From the entries that follow, list every line in which the string "Annotation" appears.

--- start of DATA PROVIDED ---

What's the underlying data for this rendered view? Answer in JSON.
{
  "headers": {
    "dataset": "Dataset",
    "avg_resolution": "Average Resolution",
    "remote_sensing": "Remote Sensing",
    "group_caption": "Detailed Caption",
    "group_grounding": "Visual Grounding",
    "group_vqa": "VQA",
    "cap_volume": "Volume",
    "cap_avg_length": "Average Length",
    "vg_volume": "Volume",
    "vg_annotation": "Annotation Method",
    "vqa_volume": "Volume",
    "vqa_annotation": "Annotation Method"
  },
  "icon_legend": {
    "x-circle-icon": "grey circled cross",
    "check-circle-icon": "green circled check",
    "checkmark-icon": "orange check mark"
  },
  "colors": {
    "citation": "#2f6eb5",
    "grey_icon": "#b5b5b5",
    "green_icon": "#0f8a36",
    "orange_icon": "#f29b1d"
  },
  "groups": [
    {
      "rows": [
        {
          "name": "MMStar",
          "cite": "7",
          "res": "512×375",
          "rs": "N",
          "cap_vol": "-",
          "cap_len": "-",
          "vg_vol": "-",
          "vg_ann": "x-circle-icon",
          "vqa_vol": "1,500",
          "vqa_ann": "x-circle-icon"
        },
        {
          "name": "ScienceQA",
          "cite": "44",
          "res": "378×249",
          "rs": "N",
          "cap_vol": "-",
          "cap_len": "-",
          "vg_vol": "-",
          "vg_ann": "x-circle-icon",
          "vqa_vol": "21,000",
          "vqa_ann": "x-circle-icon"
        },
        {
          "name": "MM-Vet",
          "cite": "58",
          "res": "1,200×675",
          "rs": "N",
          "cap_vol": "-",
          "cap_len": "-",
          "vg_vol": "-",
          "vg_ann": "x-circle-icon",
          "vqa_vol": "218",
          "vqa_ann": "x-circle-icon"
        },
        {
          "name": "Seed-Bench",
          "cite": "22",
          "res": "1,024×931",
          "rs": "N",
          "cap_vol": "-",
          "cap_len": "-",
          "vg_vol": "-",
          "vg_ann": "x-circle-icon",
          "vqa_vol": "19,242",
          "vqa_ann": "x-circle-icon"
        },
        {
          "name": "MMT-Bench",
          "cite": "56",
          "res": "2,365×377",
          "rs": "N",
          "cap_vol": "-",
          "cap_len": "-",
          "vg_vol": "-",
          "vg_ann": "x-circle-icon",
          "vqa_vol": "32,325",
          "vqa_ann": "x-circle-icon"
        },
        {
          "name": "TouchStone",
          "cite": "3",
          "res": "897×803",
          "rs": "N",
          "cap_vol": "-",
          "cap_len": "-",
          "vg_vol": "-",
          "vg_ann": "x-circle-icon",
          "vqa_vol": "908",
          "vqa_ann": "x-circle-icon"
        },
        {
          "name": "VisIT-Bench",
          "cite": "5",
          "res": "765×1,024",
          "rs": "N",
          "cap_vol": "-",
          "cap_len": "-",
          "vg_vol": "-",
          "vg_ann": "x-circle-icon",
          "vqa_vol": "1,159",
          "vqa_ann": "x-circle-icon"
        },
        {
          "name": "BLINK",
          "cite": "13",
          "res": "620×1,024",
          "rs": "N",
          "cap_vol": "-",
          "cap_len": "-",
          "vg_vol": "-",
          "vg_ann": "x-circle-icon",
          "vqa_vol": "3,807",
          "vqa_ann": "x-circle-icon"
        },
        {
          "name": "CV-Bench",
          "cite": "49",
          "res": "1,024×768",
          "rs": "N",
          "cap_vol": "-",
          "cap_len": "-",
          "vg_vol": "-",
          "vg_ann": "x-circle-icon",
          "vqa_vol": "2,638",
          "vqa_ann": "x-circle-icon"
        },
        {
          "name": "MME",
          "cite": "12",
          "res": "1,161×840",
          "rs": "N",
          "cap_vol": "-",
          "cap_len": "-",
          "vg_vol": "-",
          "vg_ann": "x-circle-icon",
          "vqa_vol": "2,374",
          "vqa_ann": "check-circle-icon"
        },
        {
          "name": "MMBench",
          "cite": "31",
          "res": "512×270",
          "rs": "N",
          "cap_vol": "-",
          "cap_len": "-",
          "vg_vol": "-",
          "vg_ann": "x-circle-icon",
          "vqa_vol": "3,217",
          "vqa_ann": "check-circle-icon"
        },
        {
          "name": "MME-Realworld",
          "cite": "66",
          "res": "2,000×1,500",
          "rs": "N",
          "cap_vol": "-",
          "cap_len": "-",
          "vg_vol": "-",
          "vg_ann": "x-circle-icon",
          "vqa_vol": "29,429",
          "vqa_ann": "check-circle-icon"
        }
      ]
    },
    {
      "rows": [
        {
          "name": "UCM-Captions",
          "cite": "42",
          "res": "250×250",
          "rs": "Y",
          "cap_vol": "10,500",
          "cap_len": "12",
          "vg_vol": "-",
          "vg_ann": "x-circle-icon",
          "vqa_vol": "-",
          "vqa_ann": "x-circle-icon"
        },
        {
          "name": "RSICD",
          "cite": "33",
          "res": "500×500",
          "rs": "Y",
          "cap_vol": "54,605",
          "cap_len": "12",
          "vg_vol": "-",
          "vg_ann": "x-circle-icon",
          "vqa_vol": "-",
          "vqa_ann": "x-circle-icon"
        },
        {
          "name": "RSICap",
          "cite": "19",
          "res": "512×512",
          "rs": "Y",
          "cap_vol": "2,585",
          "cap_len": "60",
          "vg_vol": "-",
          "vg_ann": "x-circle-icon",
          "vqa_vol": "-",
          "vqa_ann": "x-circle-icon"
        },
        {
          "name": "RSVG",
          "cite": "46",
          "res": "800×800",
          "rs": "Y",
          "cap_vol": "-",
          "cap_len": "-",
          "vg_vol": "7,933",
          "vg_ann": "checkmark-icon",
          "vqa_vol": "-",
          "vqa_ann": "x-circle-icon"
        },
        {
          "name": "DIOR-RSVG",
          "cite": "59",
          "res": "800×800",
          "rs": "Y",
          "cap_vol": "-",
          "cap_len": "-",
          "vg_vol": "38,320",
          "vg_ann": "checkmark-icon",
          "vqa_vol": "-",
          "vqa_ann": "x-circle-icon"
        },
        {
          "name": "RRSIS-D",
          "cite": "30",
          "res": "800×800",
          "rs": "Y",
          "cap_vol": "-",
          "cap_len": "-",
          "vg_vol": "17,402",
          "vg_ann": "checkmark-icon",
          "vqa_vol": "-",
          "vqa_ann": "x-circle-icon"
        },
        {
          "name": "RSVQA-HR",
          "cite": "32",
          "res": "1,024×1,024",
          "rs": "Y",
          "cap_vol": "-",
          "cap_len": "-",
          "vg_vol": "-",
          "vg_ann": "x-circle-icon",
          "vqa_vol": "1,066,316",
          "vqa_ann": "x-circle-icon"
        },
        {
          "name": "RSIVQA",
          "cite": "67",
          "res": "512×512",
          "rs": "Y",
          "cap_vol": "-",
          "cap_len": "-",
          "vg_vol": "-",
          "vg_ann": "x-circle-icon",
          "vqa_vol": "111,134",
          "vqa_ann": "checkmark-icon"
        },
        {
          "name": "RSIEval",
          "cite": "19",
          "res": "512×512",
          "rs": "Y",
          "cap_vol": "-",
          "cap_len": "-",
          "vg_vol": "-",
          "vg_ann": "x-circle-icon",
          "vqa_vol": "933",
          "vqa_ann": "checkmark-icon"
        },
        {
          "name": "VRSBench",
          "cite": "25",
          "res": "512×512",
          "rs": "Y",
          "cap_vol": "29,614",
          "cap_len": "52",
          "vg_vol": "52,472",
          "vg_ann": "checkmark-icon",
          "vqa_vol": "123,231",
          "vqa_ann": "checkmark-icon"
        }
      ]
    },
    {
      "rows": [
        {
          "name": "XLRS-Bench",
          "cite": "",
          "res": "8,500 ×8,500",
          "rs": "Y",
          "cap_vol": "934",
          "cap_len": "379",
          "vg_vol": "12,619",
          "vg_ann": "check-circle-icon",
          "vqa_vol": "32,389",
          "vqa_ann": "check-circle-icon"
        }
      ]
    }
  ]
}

--- end of DATA PROVIDED ---

**RIGHT ANSWER**
    "vg_annotation": "Annotation Method",
    "vqa_annotation": "Annotation Method"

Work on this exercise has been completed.